BEGIN

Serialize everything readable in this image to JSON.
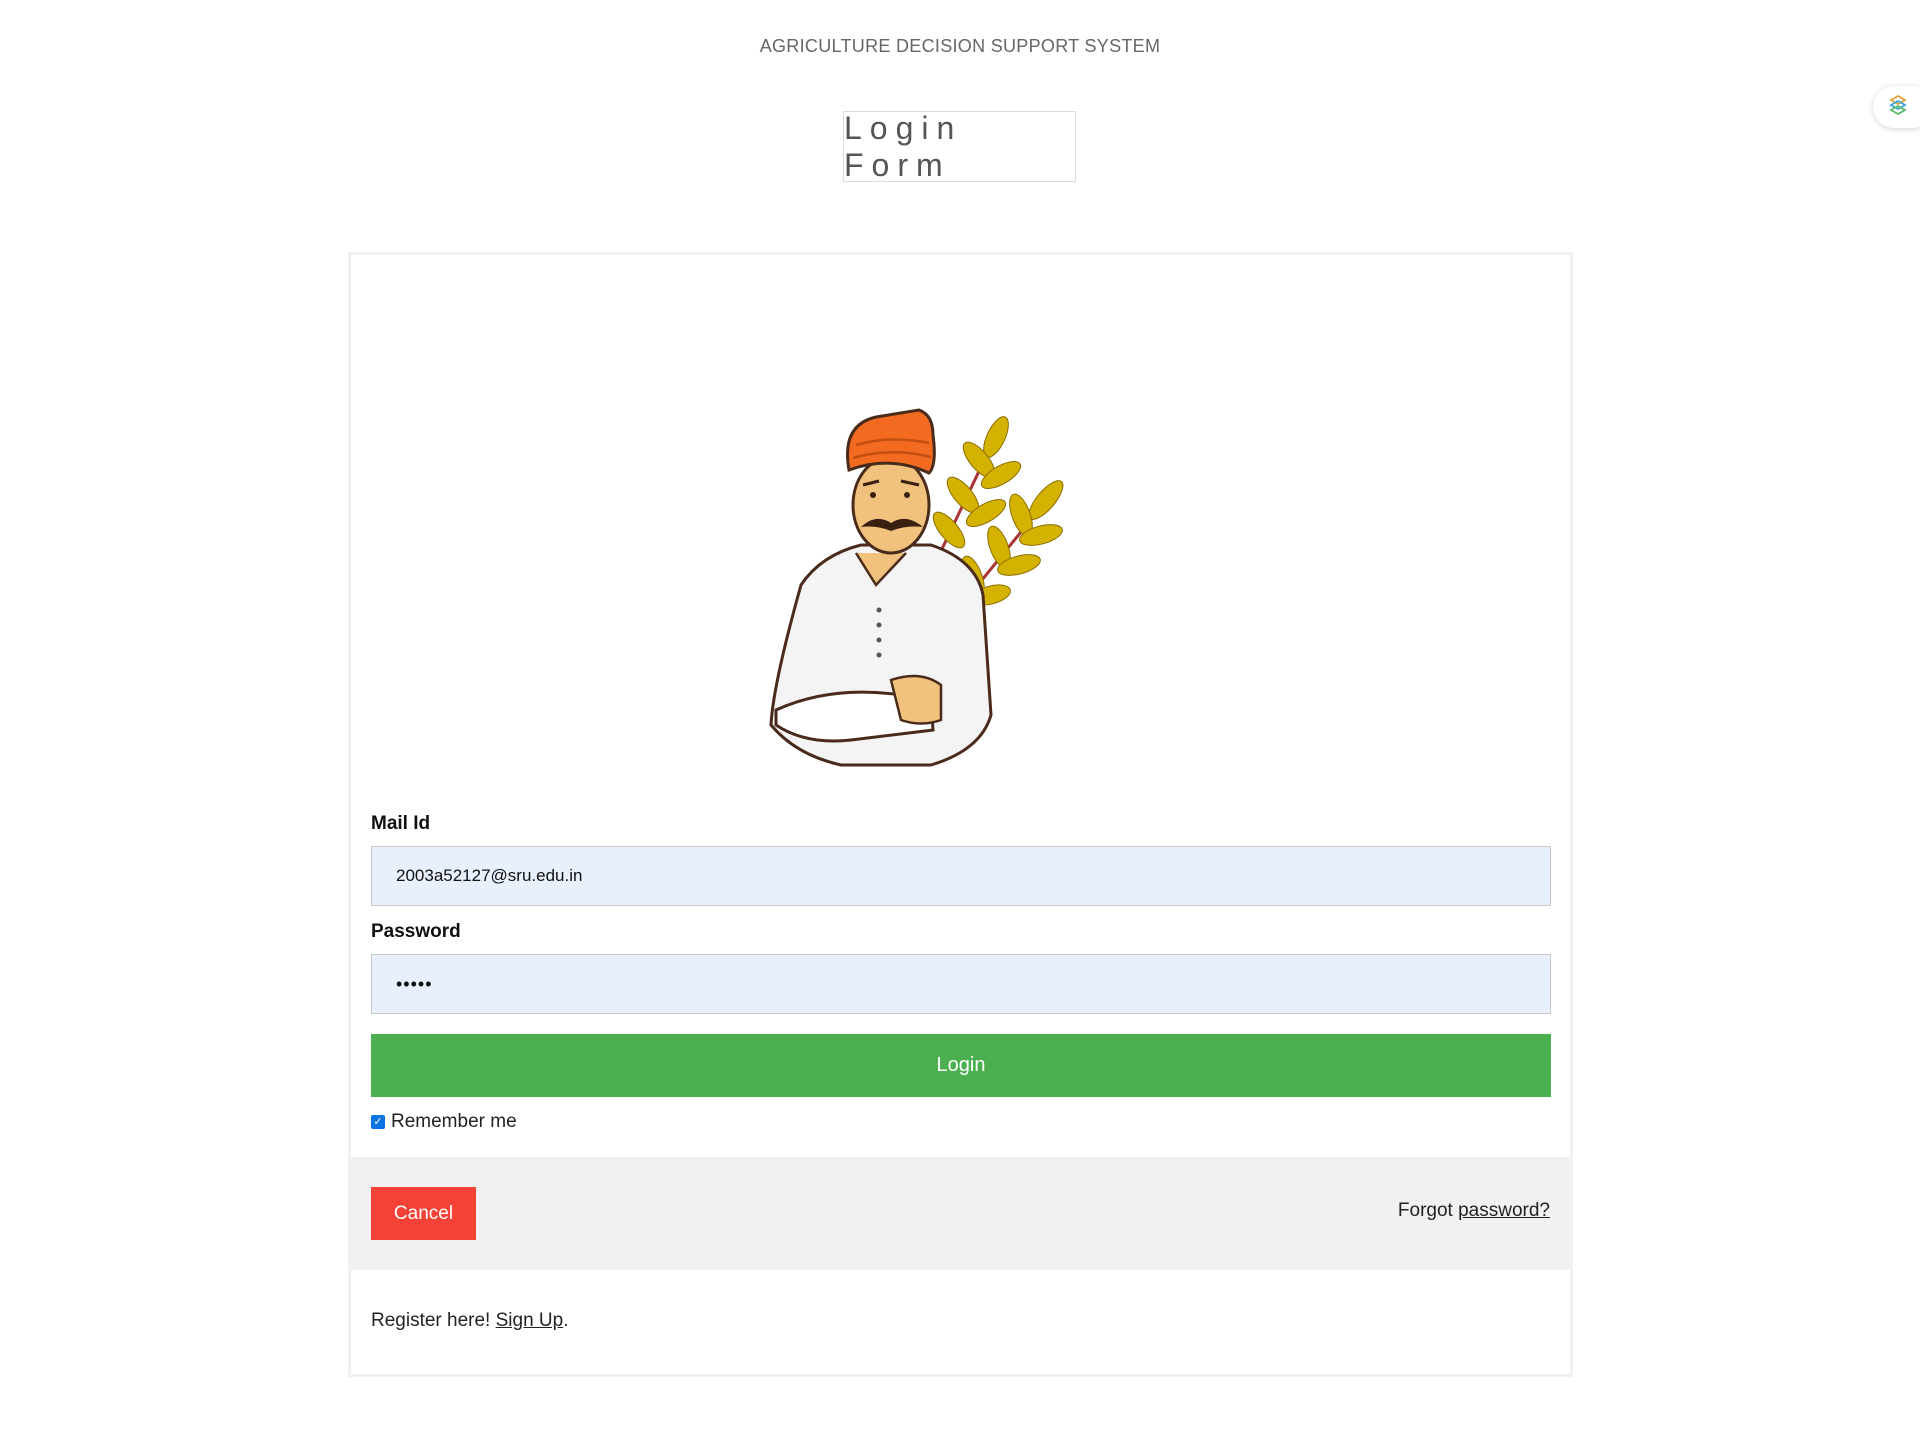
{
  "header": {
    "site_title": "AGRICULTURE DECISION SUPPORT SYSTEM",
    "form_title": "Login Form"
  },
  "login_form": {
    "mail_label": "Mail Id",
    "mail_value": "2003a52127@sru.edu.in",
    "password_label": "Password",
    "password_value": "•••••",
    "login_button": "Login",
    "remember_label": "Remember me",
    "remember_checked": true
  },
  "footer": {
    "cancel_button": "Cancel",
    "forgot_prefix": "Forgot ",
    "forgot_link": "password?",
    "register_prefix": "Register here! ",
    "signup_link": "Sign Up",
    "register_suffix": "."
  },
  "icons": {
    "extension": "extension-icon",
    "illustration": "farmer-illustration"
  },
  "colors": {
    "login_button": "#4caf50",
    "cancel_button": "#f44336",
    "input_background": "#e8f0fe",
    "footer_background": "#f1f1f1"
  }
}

END
BEGIN

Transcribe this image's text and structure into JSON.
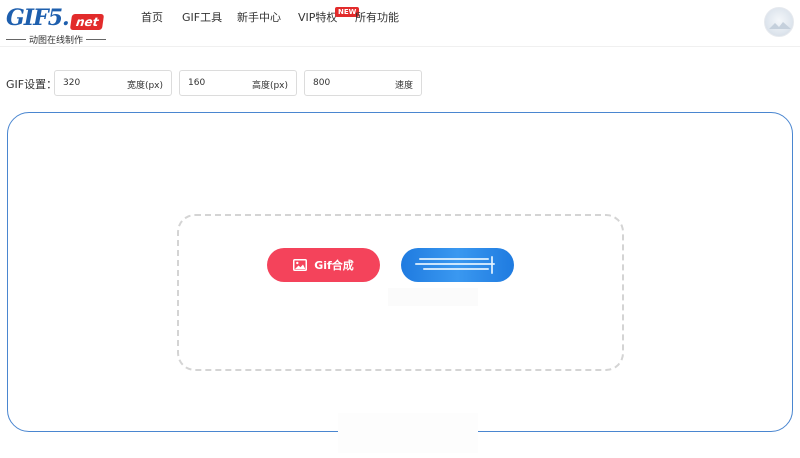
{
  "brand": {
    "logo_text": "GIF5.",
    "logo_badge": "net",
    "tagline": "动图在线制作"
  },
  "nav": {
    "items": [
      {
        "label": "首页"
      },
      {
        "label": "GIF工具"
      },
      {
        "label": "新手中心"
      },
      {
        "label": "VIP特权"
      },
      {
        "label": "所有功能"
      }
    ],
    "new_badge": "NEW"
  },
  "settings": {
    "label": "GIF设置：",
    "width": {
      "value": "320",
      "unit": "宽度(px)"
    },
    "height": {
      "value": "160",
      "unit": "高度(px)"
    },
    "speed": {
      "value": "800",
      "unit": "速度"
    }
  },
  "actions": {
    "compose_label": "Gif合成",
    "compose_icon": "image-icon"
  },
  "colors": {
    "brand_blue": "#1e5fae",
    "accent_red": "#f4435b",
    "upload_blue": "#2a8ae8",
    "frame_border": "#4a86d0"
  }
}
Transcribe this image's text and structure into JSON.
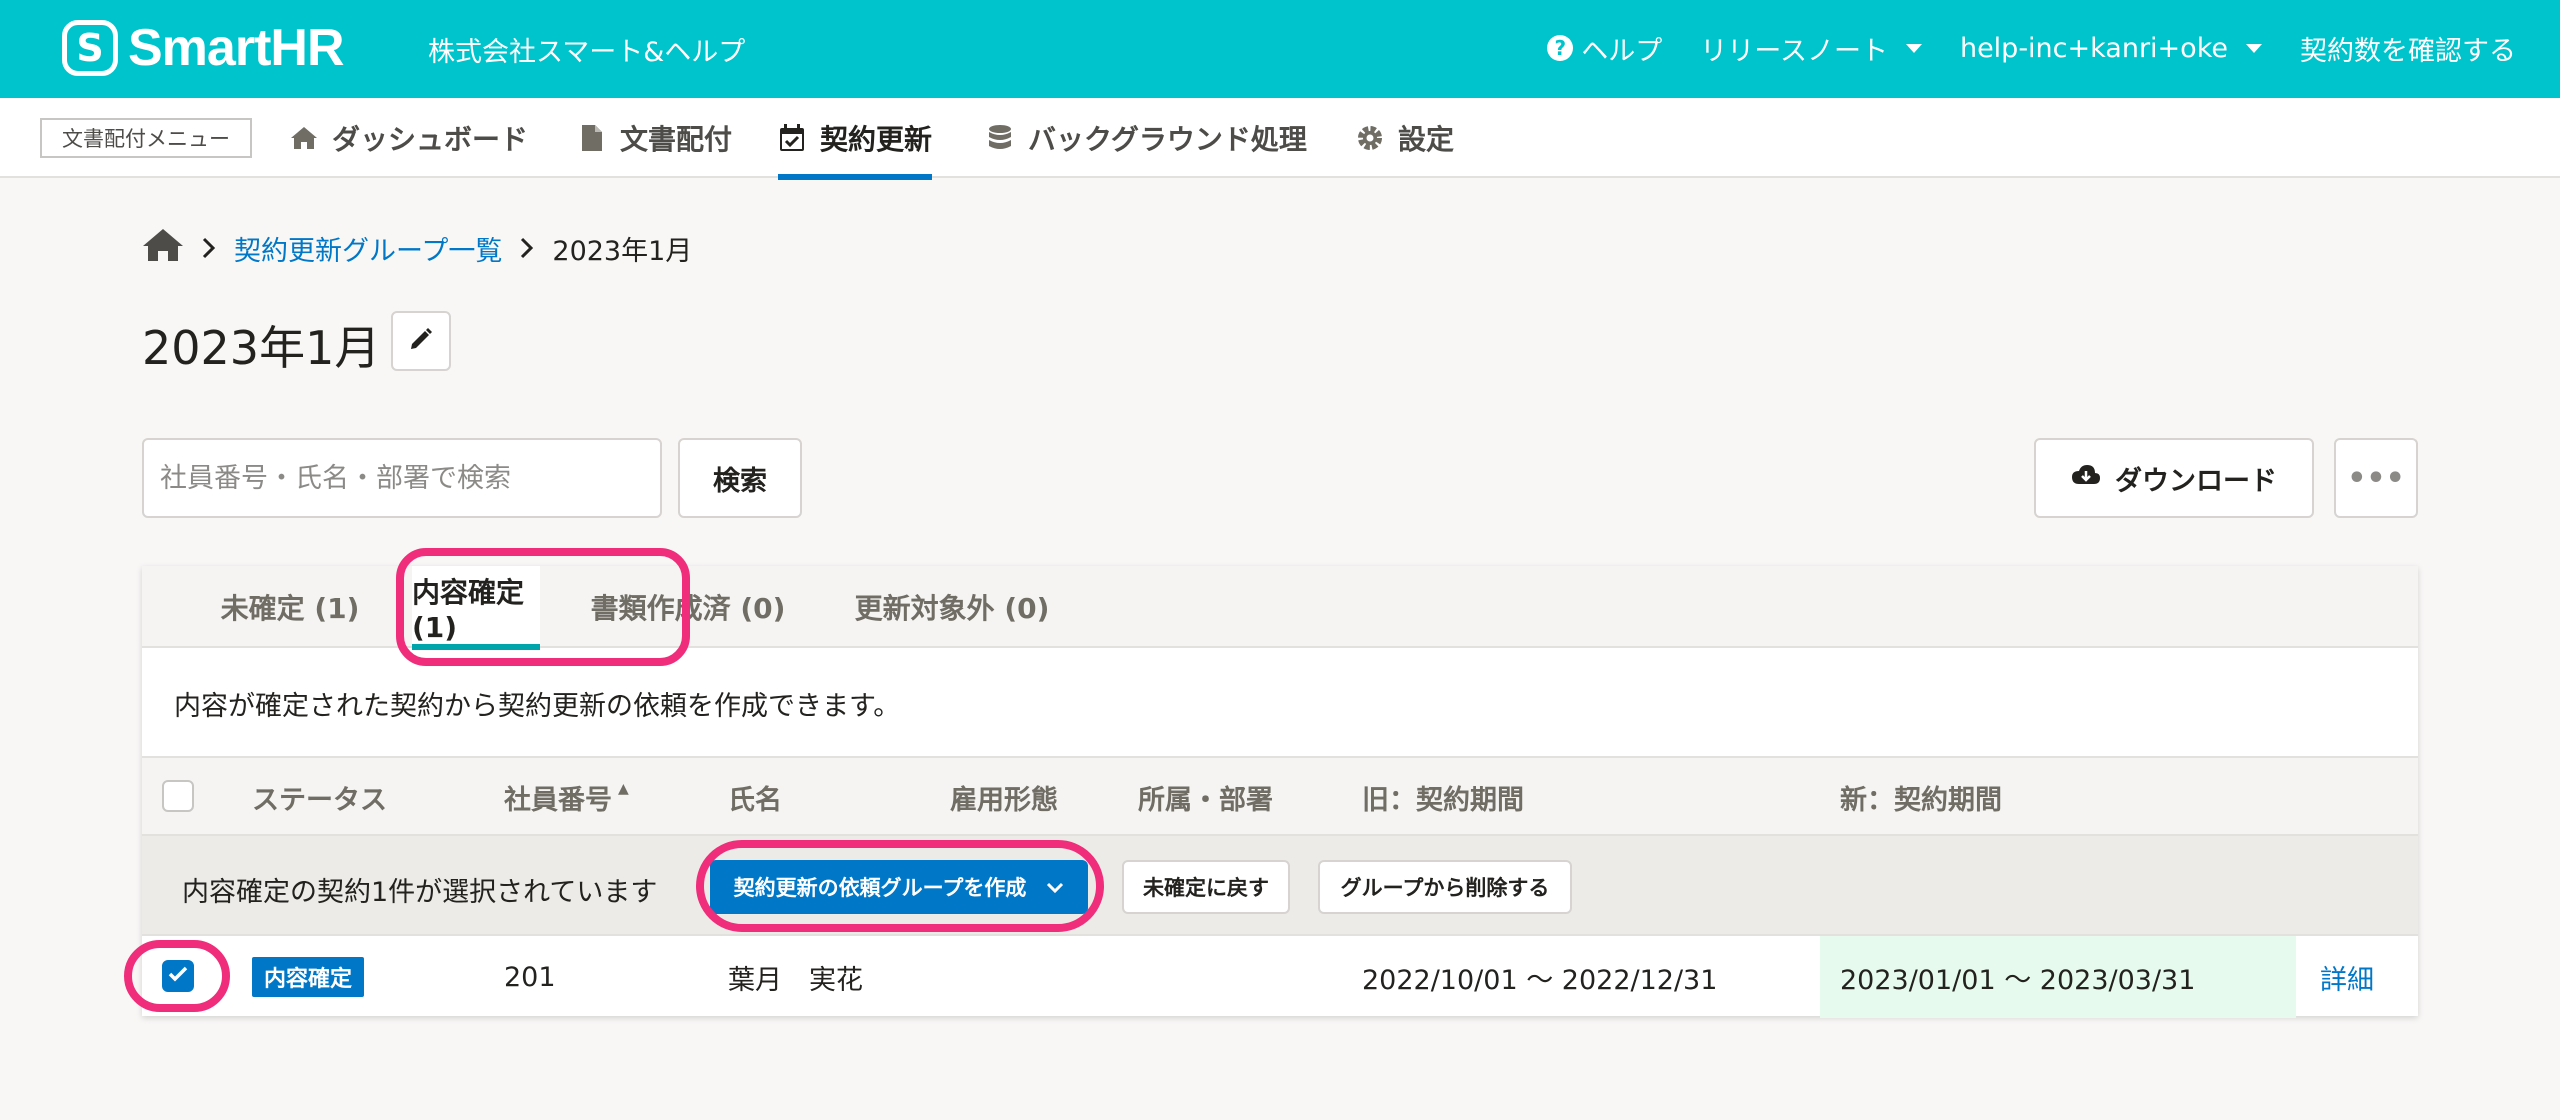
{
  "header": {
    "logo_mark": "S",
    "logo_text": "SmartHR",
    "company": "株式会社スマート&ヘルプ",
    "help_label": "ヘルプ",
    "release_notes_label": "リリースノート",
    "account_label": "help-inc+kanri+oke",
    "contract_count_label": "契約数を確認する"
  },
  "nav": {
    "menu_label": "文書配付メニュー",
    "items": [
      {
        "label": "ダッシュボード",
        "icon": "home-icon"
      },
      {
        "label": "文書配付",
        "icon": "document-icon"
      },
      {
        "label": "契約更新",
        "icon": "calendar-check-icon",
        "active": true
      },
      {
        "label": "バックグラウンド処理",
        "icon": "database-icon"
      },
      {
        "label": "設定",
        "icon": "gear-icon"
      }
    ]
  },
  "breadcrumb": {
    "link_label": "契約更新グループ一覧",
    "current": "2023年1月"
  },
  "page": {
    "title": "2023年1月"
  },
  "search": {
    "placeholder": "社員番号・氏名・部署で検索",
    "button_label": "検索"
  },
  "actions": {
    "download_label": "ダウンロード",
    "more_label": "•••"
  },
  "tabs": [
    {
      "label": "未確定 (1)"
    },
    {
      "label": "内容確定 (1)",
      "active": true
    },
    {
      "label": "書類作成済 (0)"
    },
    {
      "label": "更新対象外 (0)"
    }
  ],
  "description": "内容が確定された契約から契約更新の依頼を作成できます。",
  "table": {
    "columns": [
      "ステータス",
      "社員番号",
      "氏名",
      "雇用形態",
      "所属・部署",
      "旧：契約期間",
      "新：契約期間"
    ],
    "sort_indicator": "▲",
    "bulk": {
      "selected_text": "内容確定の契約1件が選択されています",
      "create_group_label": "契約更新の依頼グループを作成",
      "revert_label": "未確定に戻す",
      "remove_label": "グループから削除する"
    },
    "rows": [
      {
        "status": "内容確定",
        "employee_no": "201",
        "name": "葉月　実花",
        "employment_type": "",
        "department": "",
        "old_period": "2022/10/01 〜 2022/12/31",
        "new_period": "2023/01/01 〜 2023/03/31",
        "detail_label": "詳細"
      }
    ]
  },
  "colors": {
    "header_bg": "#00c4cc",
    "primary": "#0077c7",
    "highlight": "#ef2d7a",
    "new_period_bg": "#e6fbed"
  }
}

END

• **Exercise task**
List all lines above in which the string "true" appears.

• **Response to the exercise**
    "remember_checked": true
        "active": true
      "active": true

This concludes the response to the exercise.